-- Start DATA SUPPLIED --
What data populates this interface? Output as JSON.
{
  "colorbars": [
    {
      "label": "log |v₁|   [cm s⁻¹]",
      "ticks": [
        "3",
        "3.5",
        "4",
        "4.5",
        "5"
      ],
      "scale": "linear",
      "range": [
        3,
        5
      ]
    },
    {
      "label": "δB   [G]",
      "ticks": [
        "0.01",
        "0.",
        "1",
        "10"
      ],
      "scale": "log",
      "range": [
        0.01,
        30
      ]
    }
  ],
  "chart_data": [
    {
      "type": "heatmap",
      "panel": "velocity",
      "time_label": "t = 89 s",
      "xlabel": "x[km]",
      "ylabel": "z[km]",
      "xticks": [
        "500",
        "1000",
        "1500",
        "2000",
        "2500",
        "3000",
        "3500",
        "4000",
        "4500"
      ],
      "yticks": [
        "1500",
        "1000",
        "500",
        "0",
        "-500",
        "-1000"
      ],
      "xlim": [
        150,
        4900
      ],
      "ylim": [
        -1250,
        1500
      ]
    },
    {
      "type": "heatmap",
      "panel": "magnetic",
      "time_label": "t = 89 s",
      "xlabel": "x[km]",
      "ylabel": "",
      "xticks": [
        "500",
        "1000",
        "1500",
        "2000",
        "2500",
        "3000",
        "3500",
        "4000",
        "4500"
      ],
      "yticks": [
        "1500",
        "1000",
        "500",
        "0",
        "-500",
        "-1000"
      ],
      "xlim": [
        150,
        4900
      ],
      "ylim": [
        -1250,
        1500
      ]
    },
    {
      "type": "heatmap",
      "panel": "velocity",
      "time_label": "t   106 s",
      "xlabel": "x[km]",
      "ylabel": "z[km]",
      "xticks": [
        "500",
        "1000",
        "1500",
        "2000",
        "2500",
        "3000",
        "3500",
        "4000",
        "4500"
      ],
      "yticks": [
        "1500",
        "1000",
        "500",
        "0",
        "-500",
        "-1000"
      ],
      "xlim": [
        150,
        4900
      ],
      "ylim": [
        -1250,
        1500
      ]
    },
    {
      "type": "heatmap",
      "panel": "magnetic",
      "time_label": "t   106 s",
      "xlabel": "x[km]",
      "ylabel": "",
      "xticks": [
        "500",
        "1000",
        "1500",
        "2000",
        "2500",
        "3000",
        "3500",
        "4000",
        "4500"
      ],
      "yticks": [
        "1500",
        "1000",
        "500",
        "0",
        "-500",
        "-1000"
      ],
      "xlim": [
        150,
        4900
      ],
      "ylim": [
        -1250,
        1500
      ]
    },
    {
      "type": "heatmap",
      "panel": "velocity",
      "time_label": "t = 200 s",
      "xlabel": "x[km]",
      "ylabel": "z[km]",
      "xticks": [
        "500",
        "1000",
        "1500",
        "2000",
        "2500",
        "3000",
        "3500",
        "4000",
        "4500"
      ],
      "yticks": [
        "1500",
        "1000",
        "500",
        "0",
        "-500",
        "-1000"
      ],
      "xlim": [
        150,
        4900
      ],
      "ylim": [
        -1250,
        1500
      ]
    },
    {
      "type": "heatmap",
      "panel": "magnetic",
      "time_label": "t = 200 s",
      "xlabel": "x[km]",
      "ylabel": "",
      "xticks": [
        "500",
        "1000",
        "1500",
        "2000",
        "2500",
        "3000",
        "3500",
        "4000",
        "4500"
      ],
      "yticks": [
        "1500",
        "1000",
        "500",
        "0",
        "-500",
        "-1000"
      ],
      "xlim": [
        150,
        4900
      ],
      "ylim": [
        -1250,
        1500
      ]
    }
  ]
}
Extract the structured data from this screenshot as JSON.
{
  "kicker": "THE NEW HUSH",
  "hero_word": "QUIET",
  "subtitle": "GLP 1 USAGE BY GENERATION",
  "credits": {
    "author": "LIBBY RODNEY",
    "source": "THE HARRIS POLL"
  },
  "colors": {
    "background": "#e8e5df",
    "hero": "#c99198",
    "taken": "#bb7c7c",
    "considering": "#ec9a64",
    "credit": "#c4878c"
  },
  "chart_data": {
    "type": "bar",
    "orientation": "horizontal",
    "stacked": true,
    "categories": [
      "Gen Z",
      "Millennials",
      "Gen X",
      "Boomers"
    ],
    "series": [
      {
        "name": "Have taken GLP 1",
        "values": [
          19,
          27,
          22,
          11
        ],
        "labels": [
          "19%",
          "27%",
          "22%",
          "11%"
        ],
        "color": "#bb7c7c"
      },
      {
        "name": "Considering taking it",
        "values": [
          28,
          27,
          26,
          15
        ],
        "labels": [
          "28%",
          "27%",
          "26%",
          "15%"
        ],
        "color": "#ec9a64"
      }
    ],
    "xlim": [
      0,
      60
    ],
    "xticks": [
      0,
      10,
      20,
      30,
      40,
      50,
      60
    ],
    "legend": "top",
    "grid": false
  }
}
-- End DATA SUPPLIED --
Go through the records above and set each one down exactly, please.

What data populates this interface? Output as JSON.
{
  "colorbars": [
    {
      "label": "log |v₁|   [cm s⁻¹]",
      "ticks": [
        "3",
        "3.5",
        "4",
        "4.5",
        "5"
      ],
      "scale": "linear",
      "range": [
        3,
        5
      ]
    },
    {
      "label": "δB   [G]",
      "ticks": [
        "0.01",
        "0.",
        "1",
        "10"
      ],
      "scale": "log",
      "range": [
        0.01,
        30
      ]
    }
  ],
  "chart_data": [
    {
      "type": "heatmap",
      "panel": "velocity",
      "time_label": "t = 89 s",
      "xlabel": "x[km]",
      "ylabel": "z[km]",
      "xticks": [
        "500",
        "1000",
        "1500",
        "2000",
        "2500",
        "3000",
        "3500",
        "4000",
        "4500"
      ],
      "yticks": [
        "1500",
        "1000",
        "500",
        "0",
        "-500",
        "-1000"
      ],
      "xlim": [
        150,
        4900
      ],
      "ylim": [
        -1250,
        1500
      ]
    },
    {
      "type": "heatmap",
      "panel": "magnetic",
      "time_label": "t = 89 s",
      "xlabel": "x[km]",
      "ylabel": "",
      "xticks": [
        "500",
        "1000",
        "1500",
        "2000",
        "2500",
        "3000",
        "3500",
        "4000",
        "4500"
      ],
      "yticks": [
        "1500",
        "1000",
        "500",
        "0",
        "-500",
        "-1000"
      ],
      "xlim": [
        150,
        4900
      ],
      "ylim": [
        -1250,
        1500
      ]
    },
    {
      "type": "heatmap",
      "panel": "velocity",
      "time_label": "t   106 s",
      "xlabel": "x[km]",
      "ylabel": "z[km]",
      "xticks": [
        "500",
        "1000",
        "1500",
        "2000",
        "2500",
        "3000",
        "3500",
        "4000",
        "4500"
      ],
      "yticks": [
        "1500",
        "1000",
        "500",
        "0",
        "-500",
        "-1000"
      ],
      "xlim": [
        150,
        4900
      ],
      "ylim": [
        -1250,
        1500
      ]
    },
    {
      "type": "heatmap",
      "panel": "magnetic",
      "time_label": "t   106 s",
      "xlabel": "x[km]",
      "ylabel": "",
      "xticks": [
        "500",
        "1000",
        "1500",
        "2000",
        "2500",
        "3000",
        "3500",
        "4000",
        "4500"
      ],
      "yticks": [
        "1500",
        "1000",
        "500",
        "0",
        "-500",
        "-1000"
      ],
      "xlim": [
        150,
        4900
      ],
      "ylim": [
        -1250,
        1500
      ]
    },
    {
      "type": "heatmap",
      "panel": "velocity",
      "time_label": "t = 200 s",
      "xlabel": "x[km]",
      "ylabel": "z[km]",
      "xticks": [
        "500",
        "1000",
        "1500",
        "2000",
        "2500",
        "3000",
        "3500",
        "4000",
        "4500"
      ],
      "yticks": [
        "1500",
        "1000",
        "500",
        "0",
        "-500",
        "-1000"
      ],
      "xlim": [
        150,
        4900
      ],
      "ylim": [
        -1250,
        1500
      ]
    },
    {
      "type": "heatmap",
      "panel": "magnetic",
      "time_label": "t = 200 s",
      "xlabel": "x[km]",
      "ylabel": "",
      "xticks": [
        "500",
        "1000",
        "1500",
        "2000",
        "2500",
        "3000",
        "3500",
        "4000",
        "4500"
      ],
      "yticks": [
        "1500",
        "1000",
        "500",
        "0",
        "-500",
        "-1000"
      ],
      "xlim": [
        150,
        4900
      ],
      "ylim": [
        -1250,
        1500
      ]
    }
  ]
}
Extract the structured data from this screenshot as JSON.
{
  "kicker": "THE NEW HUSH",
  "hero_word": "QUIET",
  "subtitle": "GLP 1 USAGE BY GENERATION",
  "credits": {
    "author": "LIBBY RODNEY",
    "source": "THE HARRIS POLL"
  },
  "colors": {
    "background": "#e8e5df",
    "hero": "#c99198",
    "taken": "#bb7c7c",
    "considering": "#ec9a64",
    "credit": "#c4878c"
  },
  "chart_data": {
    "type": "bar",
    "orientation": "horizontal",
    "stacked": true,
    "categories": [
      "Gen Z",
      "Millennials",
      "Gen X",
      "Boomers"
    ],
    "series": [
      {
        "name": "Have taken GLP 1",
        "values": [
          19,
          27,
          22,
          11
        ],
        "labels": [
          "19%",
          "27%",
          "22%",
          "11%"
        ],
        "color": "#bb7c7c"
      },
      {
        "name": "Considering taking it",
        "values": [
          28,
          27,
          26,
          15
        ],
        "labels": [
          "28%",
          "27%",
          "26%",
          "15%"
        ],
        "color": "#ec9a64"
      }
    ],
    "xlim": [
      0,
      60
    ],
    "xticks": [
      0,
      10,
      20,
      30,
      40,
      50,
      60
    ],
    "legend": "top",
    "grid": false
  }
}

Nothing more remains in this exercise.